*What you are asked to do*. Scan the material below for the string "time", and copy every line where it shows up.

Data listing
------------------------

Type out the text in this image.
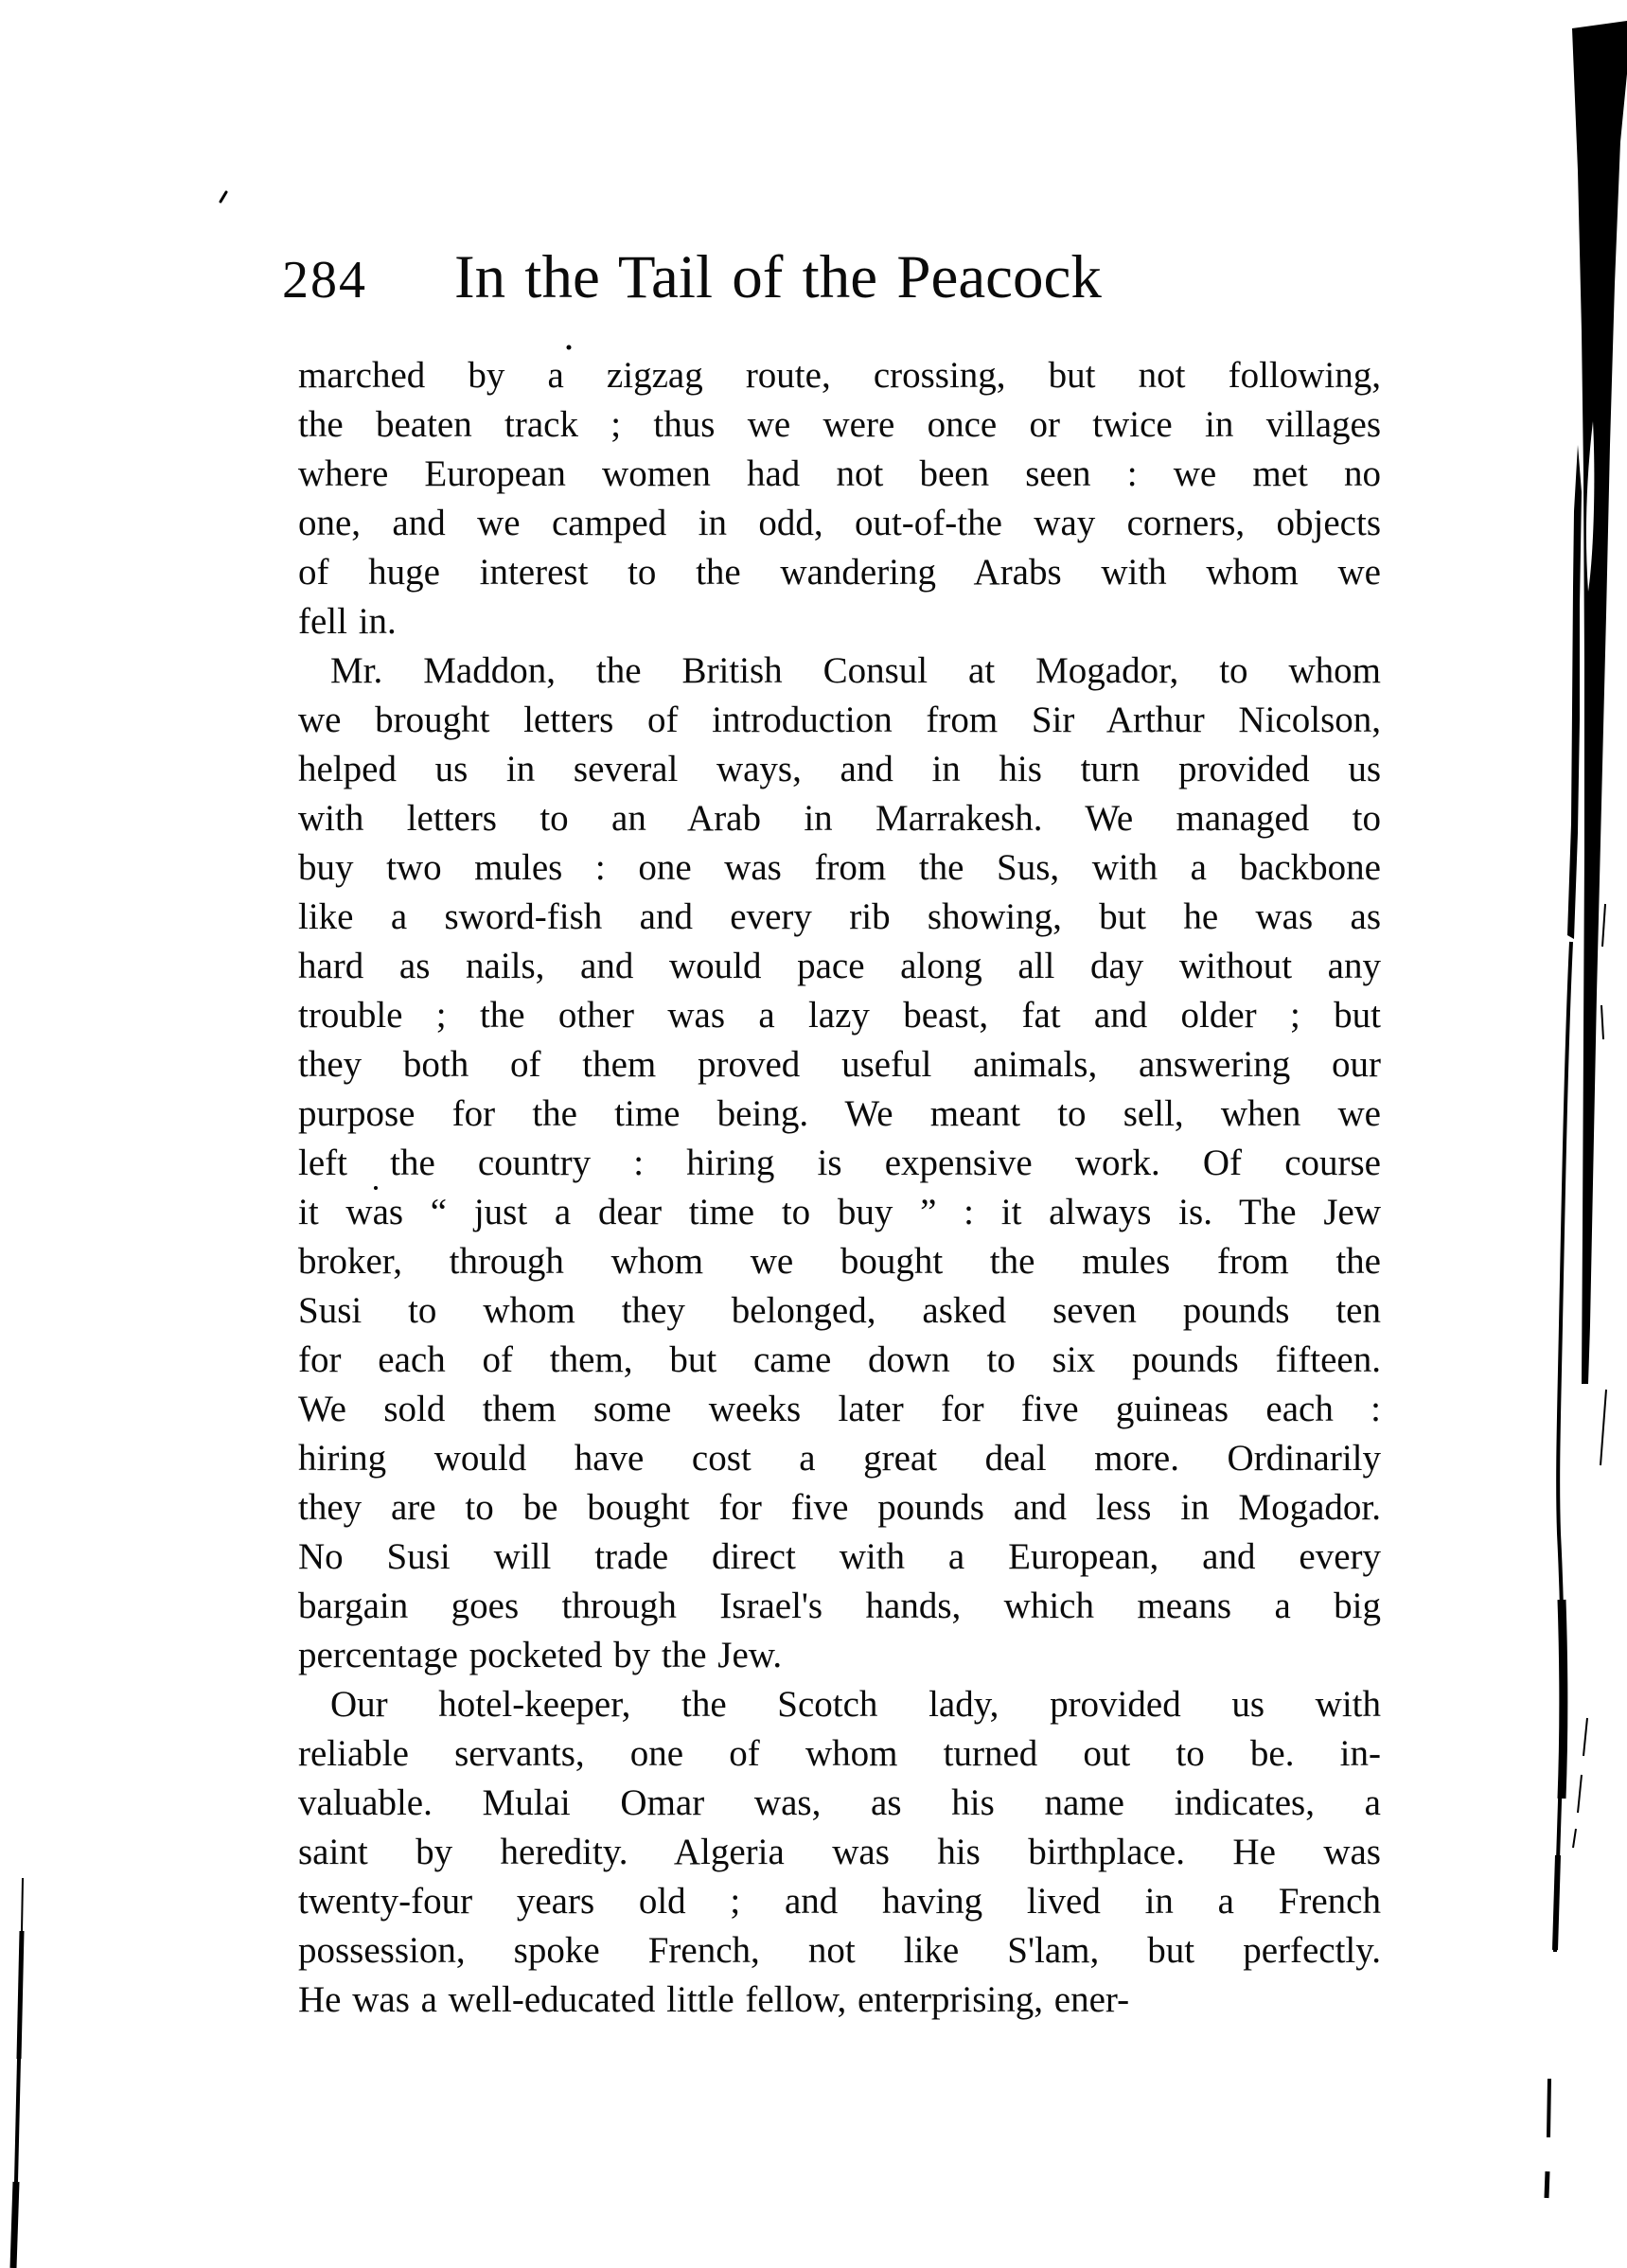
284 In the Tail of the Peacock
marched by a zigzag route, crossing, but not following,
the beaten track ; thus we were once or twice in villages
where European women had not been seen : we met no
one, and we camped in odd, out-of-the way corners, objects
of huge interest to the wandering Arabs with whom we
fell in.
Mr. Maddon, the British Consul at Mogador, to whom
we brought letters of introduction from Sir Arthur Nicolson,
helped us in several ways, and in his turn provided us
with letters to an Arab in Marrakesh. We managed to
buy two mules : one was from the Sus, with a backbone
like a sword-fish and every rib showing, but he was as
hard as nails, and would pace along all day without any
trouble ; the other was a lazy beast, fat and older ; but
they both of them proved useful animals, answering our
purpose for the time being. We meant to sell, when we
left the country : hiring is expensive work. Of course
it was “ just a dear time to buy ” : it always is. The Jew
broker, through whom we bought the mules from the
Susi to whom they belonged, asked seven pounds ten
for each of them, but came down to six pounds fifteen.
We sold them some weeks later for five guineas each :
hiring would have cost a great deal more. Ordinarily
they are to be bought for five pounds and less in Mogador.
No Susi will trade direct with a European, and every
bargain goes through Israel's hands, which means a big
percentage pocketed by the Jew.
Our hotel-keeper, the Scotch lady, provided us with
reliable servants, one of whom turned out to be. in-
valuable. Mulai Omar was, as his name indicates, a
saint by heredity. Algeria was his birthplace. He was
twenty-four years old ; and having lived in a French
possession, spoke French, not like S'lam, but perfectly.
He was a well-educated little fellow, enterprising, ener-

------------------------

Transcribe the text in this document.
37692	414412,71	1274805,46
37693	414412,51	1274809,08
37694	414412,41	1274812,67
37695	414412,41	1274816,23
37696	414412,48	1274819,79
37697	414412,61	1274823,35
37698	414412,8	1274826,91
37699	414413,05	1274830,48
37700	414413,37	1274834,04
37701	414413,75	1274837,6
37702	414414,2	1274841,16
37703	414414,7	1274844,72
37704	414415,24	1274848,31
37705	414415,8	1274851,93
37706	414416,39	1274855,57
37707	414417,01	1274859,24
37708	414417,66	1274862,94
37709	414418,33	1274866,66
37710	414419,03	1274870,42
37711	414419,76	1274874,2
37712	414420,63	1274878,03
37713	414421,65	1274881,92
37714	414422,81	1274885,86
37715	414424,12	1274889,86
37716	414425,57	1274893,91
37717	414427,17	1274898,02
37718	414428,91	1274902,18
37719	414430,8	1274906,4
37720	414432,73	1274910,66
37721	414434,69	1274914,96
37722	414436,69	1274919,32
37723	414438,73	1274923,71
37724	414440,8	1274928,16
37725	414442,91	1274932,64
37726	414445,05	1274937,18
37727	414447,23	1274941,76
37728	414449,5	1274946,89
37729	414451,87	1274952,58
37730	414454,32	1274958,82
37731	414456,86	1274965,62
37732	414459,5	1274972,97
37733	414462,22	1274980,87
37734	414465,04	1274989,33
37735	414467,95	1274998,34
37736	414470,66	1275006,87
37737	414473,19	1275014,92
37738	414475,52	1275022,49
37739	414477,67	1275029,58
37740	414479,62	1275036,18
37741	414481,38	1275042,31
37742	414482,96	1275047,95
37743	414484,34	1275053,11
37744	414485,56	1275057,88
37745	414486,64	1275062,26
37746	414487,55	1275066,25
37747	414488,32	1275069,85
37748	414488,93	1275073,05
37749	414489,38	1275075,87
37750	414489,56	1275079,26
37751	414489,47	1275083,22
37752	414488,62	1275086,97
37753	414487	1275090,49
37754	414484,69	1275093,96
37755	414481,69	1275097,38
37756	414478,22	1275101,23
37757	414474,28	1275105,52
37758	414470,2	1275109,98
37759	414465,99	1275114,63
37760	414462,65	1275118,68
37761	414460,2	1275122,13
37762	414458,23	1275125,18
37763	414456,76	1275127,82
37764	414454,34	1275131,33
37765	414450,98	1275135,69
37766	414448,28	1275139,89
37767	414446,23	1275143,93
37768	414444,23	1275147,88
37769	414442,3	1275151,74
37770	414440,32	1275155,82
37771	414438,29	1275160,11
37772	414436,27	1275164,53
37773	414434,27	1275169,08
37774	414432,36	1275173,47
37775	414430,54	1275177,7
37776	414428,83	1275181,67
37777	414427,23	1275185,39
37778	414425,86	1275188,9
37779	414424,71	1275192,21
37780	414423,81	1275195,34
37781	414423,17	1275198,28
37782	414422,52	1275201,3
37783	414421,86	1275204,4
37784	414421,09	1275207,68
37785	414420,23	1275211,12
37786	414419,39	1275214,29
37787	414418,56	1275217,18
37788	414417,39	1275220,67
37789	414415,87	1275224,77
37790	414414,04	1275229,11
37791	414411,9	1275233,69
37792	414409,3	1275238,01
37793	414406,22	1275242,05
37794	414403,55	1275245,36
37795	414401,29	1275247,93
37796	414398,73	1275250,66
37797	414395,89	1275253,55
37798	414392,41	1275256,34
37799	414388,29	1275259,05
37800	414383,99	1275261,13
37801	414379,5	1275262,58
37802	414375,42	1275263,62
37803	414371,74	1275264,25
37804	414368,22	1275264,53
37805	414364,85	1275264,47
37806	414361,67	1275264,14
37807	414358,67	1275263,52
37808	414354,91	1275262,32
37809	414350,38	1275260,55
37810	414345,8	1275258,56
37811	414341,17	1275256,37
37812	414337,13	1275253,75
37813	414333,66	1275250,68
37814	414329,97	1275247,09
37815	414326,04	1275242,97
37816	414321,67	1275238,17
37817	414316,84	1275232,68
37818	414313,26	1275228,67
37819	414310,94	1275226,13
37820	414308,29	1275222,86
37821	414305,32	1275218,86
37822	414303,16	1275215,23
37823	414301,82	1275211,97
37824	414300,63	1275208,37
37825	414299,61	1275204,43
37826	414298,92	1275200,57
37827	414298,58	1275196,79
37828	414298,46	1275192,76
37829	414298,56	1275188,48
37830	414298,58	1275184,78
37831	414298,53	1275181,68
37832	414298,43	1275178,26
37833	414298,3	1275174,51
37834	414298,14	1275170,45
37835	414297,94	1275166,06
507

------------------------

*Solution for this task*.
purpose for the time being. We meant to sell, when we
it was “ just a dear time to buy ” : it always is. The Jew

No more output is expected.